## Raw data:
****************************************

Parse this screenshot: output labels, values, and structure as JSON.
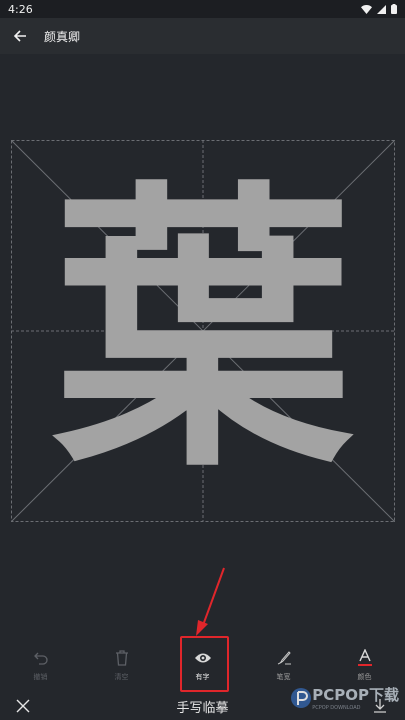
{
  "status": {
    "time": "4:26"
  },
  "header": {
    "title": "颜真卿"
  },
  "canvas": {
    "character": "葉"
  },
  "toolbar": {
    "items": [
      {
        "label": "撤销",
        "icon": "undo-icon",
        "state": "disabled"
      },
      {
        "label": "清空",
        "icon": "trash-icon",
        "state": "disabled"
      },
      {
        "label": "有字",
        "icon": "eye-icon",
        "state": "active"
      },
      {
        "label": "笔宽",
        "icon": "brush-icon",
        "state": "normal"
      },
      {
        "label": "颜色",
        "icon": "font-color-icon",
        "state": "normal"
      }
    ]
  },
  "bottom": {
    "title": "手写临摹"
  },
  "watermark": {
    "text": "PCPOP下载",
    "sub": "PCPOP DOWNLOAD"
  },
  "colors": {
    "background": "#24272c",
    "accent_red": "#e0262b",
    "glyph": "#a3a3a3"
  }
}
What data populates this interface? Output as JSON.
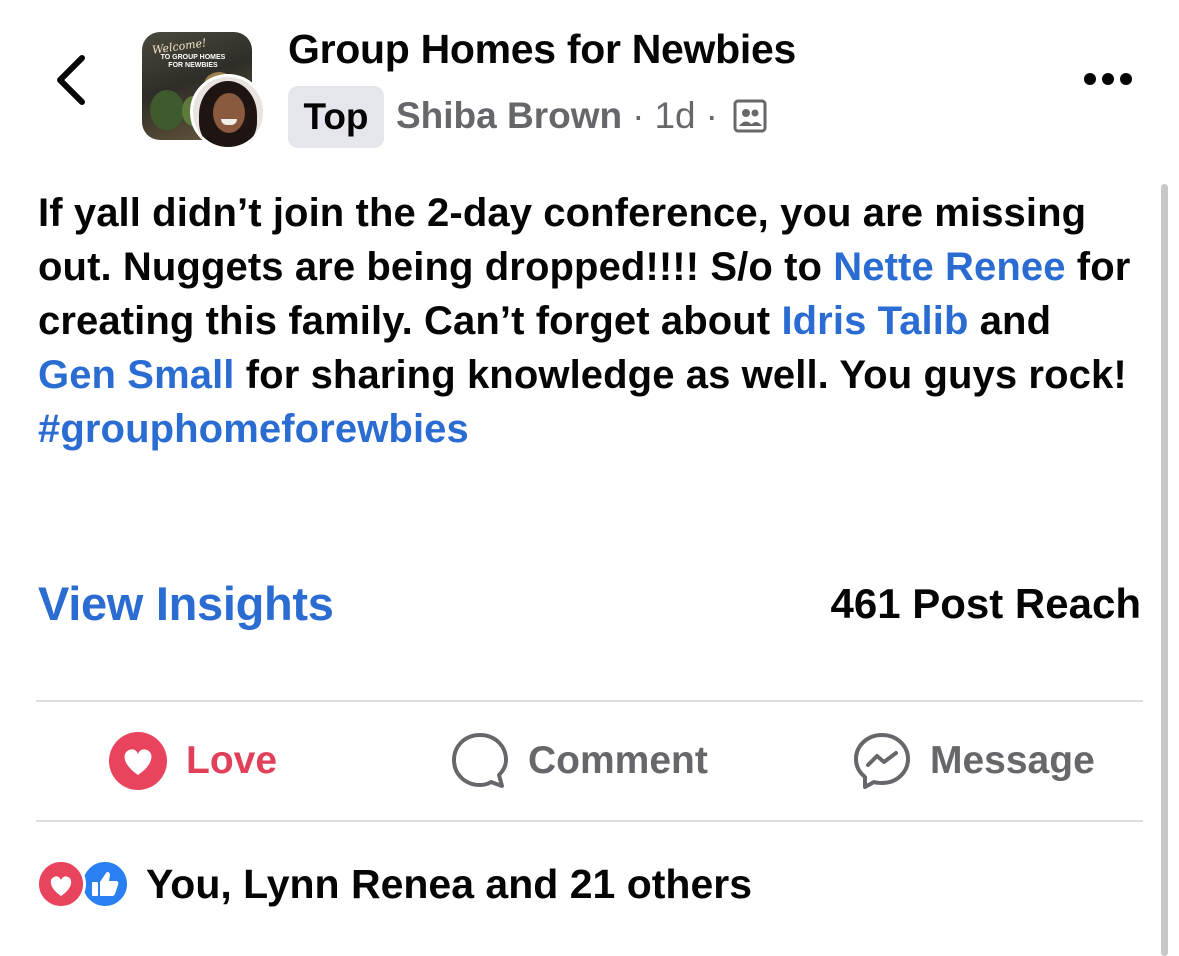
{
  "header": {
    "group_name": "Group Homes for Newbies",
    "group_avatar_text": {
      "welcome": "Welcome!",
      "name": "TO GROUP HOMES FOR NEWBIES"
    },
    "badge": "Top",
    "author": "Shiba Brown",
    "separator": "·",
    "time": "1d",
    "privacy_icon": "group-members-icon"
  },
  "post": {
    "segments": [
      {
        "text": "If yall didn’t join the 2-day conference, you are missing out. Nuggets are being dropped!!!! S/o to ",
        "link": false
      },
      {
        "text": "Nette Renee",
        "link": true
      },
      {
        "text": " for creating this family. Can’t forget about ",
        "link": false
      },
      {
        "text": "Idris Talib",
        "link": true
      },
      {
        "text": " and ",
        "link": false
      },
      {
        "text": "Gen Small",
        "link": true
      },
      {
        "text": " for sharing knowledge as well. You guys rock! ",
        "link": false
      },
      {
        "text": "#grouphomeforewbies",
        "link": true
      }
    ]
  },
  "insights": {
    "link_label": "View Insights",
    "reach": "461 Post Reach"
  },
  "actions": {
    "love": "Love",
    "comment": "Comment",
    "message": "Message"
  },
  "reactions": {
    "summary": "You, Lynn Renea and 21 others",
    "icons": [
      "heart-reaction-icon",
      "like-reaction-icon"
    ]
  },
  "colors": {
    "link": "#2a6cd1",
    "love": "#e0405a",
    "muted": "#65676b",
    "badge_bg": "#e4e6eb",
    "like_blue": "#2a80f0"
  }
}
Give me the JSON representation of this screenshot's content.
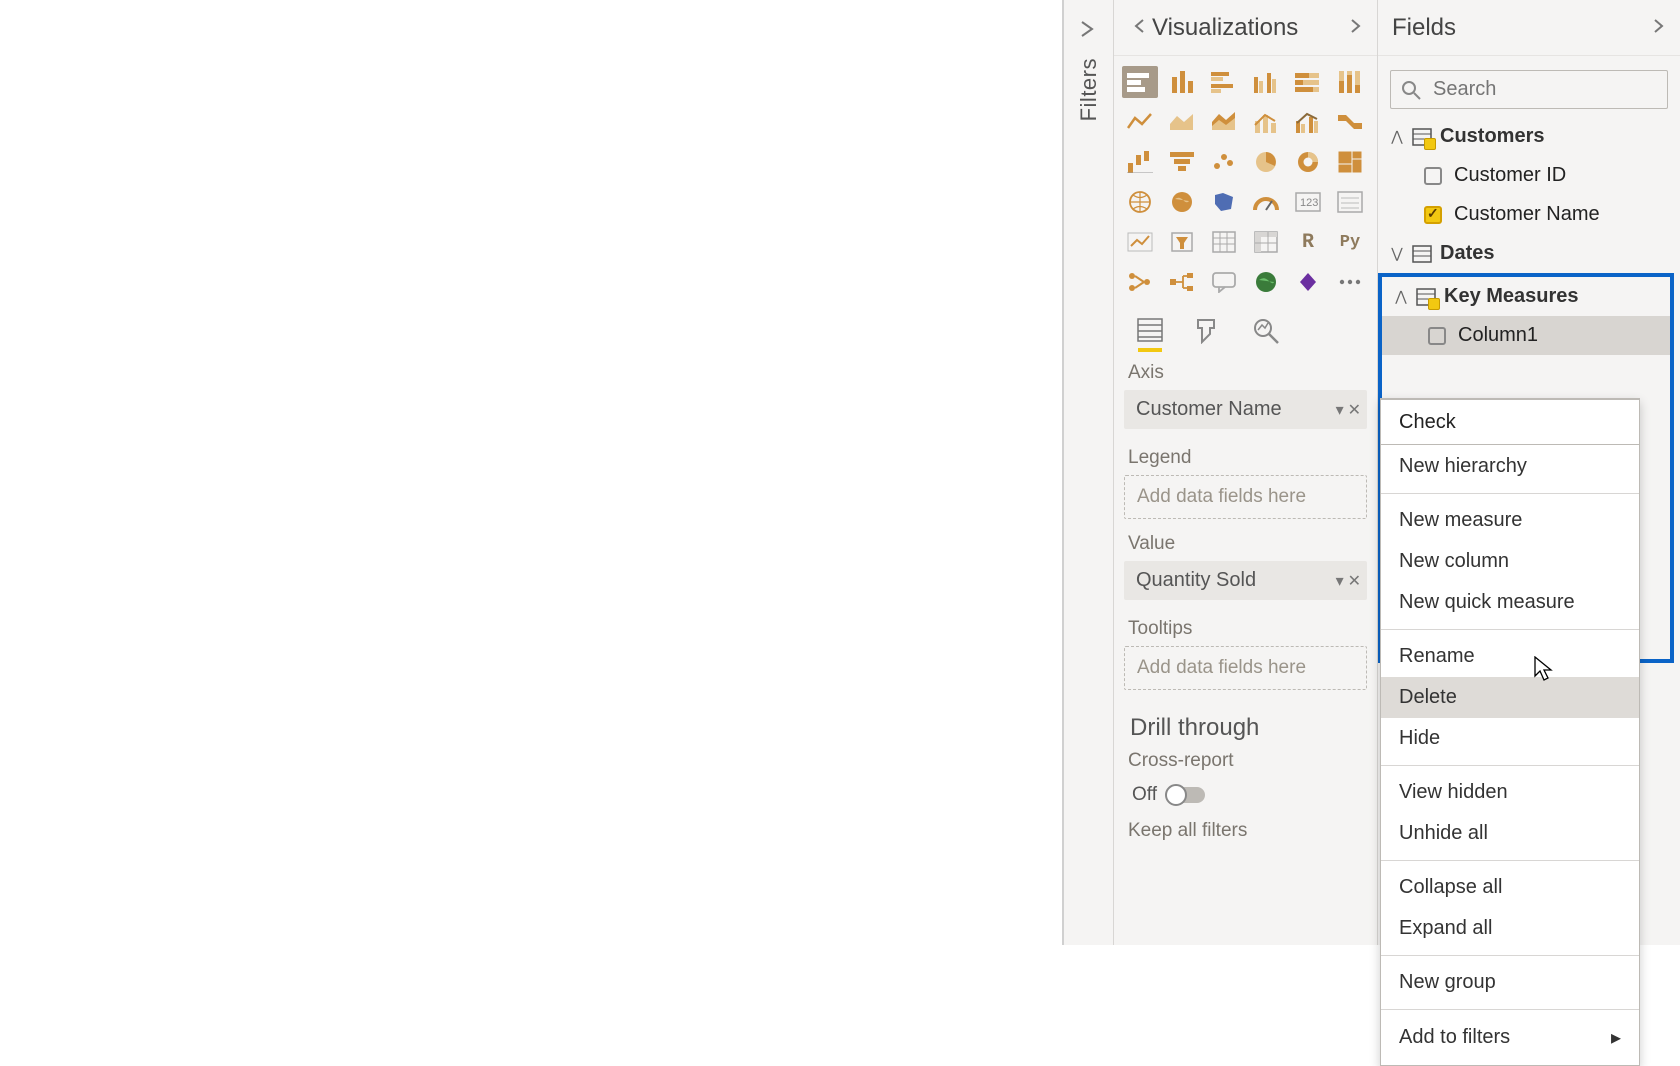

****************************************

Make an exact copy of the data, leaving its pictures out.

## The reply:
Parse this screenshot: output labels, values, and structure as JSON.
{
  "status": {
    "time": "4:26"
  },
  "header": {
    "title": "颜真卿"
  },
  "canvas": {
    "character": "葉"
  },
  "toolbar": {
    "items": [
      {
        "label": "撤销",
        "icon": "undo-icon",
        "state": "disabled"
      },
      {
        "label": "清空",
        "icon": "trash-icon",
        "state": "disabled"
      },
      {
        "label": "有字",
        "icon": "eye-icon",
        "state": "active"
      },
      {
        "label": "笔宽",
        "icon": "brush-icon",
        "state": "normal"
      },
      {
        "label": "颜色",
        "icon": "font-color-icon",
        "state": "normal"
      }
    ]
  },
  "bottom": {
    "title": "手写临摹"
  },
  "watermark": {
    "text": "PCPOP下载",
    "sub": "PCPOP DOWNLOAD"
  },
  "colors": {
    "background": "#24272c",
    "accent_red": "#e0262b",
    "glyph": "#a3a3a3"
  }
}
What data populates this interface? Output as JSON.
{
  "header": {
    "group_name": "Group Homes for Newbies",
    "group_avatar_text": {
      "welcome": "Welcome!",
      "name": "TO GROUP HOMES FOR NEWBIES"
    },
    "badge": "Top",
    "author": "Shiba Brown",
    "separator": "·",
    "time": "1d",
    "privacy_icon": "group-members-icon"
  },
  "post": {
    "segments": [
      {
        "text": "If yall didn’t join the 2-day conference, you are missing out. Nuggets are being dropped!!!! S/o to ",
        "link": false
      },
      {
        "text": "Nette Renee",
        "link": true
      },
      {
        "text": " for creating this family. Can’t forget about ",
        "link": false
      },
      {
        "text": "Idris Talib",
        "link": true
      },
      {
        "text": " and ",
        "link": false
      },
      {
        "text": "Gen Small",
        "link": true
      },
      {
        "text": " for sharing knowledge as well. You guys rock! ",
        "link": false
      },
      {
        "text": "#grouphomeforewbies",
        "link": true
      }
    ]
  },
  "insights": {
    "link_label": "View Insights",
    "reach": "461 Post Reach"
  },
  "actions": {
    "love": "Love",
    "comment": "Comment",
    "message": "Message"
  },
  "reactions": {
    "summary": "You, Lynn Renea and 21 others",
    "icons": [
      "heart-reaction-icon",
      "like-reaction-icon"
    ]
  },
  "colors": {
    "link": "#2a6cd1",
    "love": "#e0405a",
    "muted": "#65676b",
    "badge_bg": "#e4e6eb",
    "like_blue": "#2a80f0"
  }
}
Give me the JSON representation of this screenshot's content.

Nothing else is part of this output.